## WHAT THE TASK REQUIRES:
Can you pull out each line of the data below that includes the word "freq"?

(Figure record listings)
# # # # #

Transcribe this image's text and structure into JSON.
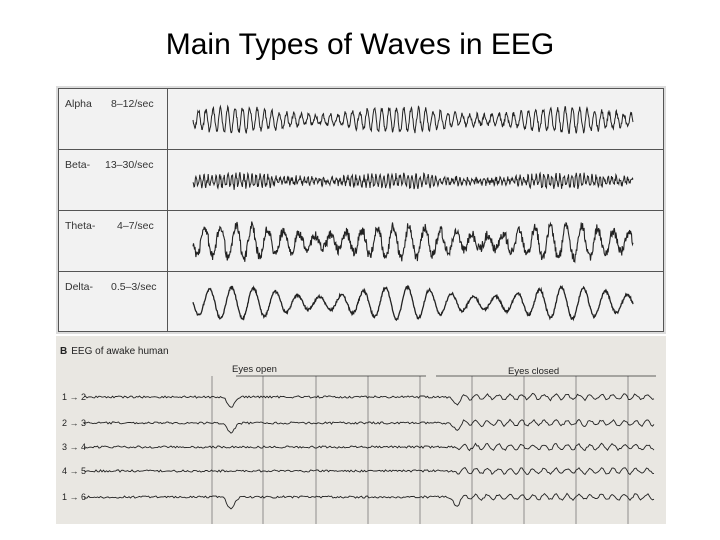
{
  "title": "Main Types of Waves in EEG",
  "panel_a": {
    "rows": [
      {
        "name": "Alpha",
        "freq": "8–12/sec",
        "cycles": 60,
        "amp": 12,
        "noise": 0.25
      },
      {
        "name": "Beta-",
        "freq": "13–30/sec",
        "cycles": 110,
        "amp": 6,
        "noise": 0.6
      },
      {
        "name": "Theta-",
        "freq": "4–7/sec",
        "cycles": 28,
        "amp": 17,
        "noise": 0.35
      },
      {
        "name": "Delta-",
        "freq": "0.5–3/sec",
        "cycles": 20,
        "amp": 16,
        "noise": 0.1
      }
    ]
  },
  "panel_b": {
    "letter": "B",
    "title": "EEG of awake human",
    "eyes_open": "Eyes open",
    "eyes_closed": "Eyes closed",
    "channels": [
      {
        "label": "1 → 2"
      },
      {
        "label": "2 → 3"
      },
      {
        "label": "3 → 4"
      },
      {
        "label": "4 → 5"
      },
      {
        "label": "1 → 6"
      }
    ]
  }
}
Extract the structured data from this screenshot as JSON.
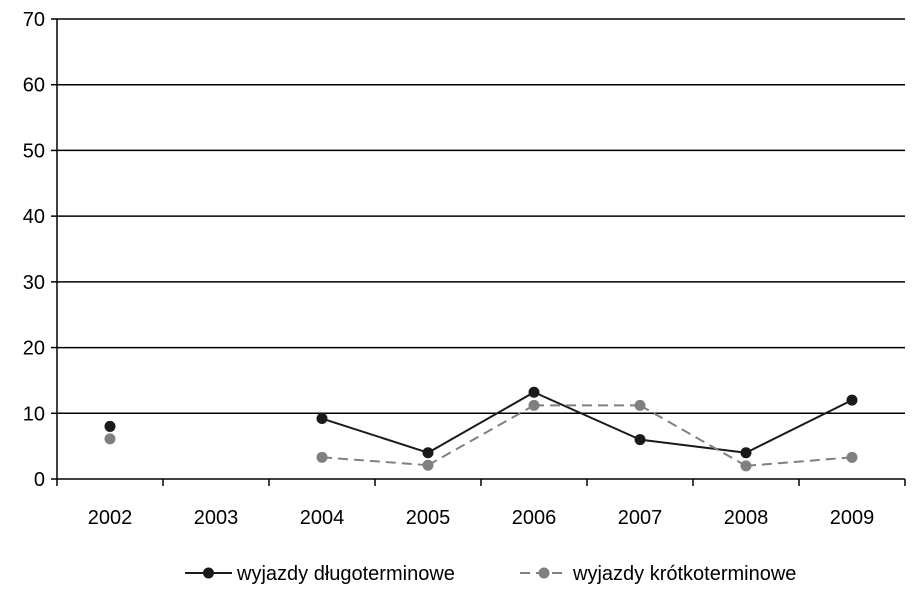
{
  "chart_data": {
    "type": "line",
    "title": "",
    "xlabel": "",
    "ylabel": "",
    "categories": [
      "2002",
      "2003",
      "2004",
      "2005",
      "2006",
      "2007",
      "2008",
      "2009"
    ],
    "ylim": [
      0,
      70
    ],
    "yticks": [
      0,
      10,
      20,
      30,
      40,
      50,
      60,
      70
    ],
    "grid": true,
    "legend": "bottom",
    "series": [
      {
        "name": "wyjazdy długoterminowe",
        "values": [
          8,
          null,
          9.2,
          4,
          13.2,
          6,
          4,
          12
        ],
        "color": "#1a1a1a",
        "dash": "solid"
      },
      {
        "name": "wyjazdy krótkoterminowe",
        "values": [
          6.1,
          null,
          3.3,
          2.1,
          11.2,
          11.2,
          2,
          3.3
        ],
        "color": "#808080",
        "dash": "dashed"
      }
    ]
  }
}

# # # # #

## ANSWER:
        "freq": "8–12/sec",
        "freq": "13–30/sec",
        "freq": "4–7/sec",
        "freq": "0.5–3/sec",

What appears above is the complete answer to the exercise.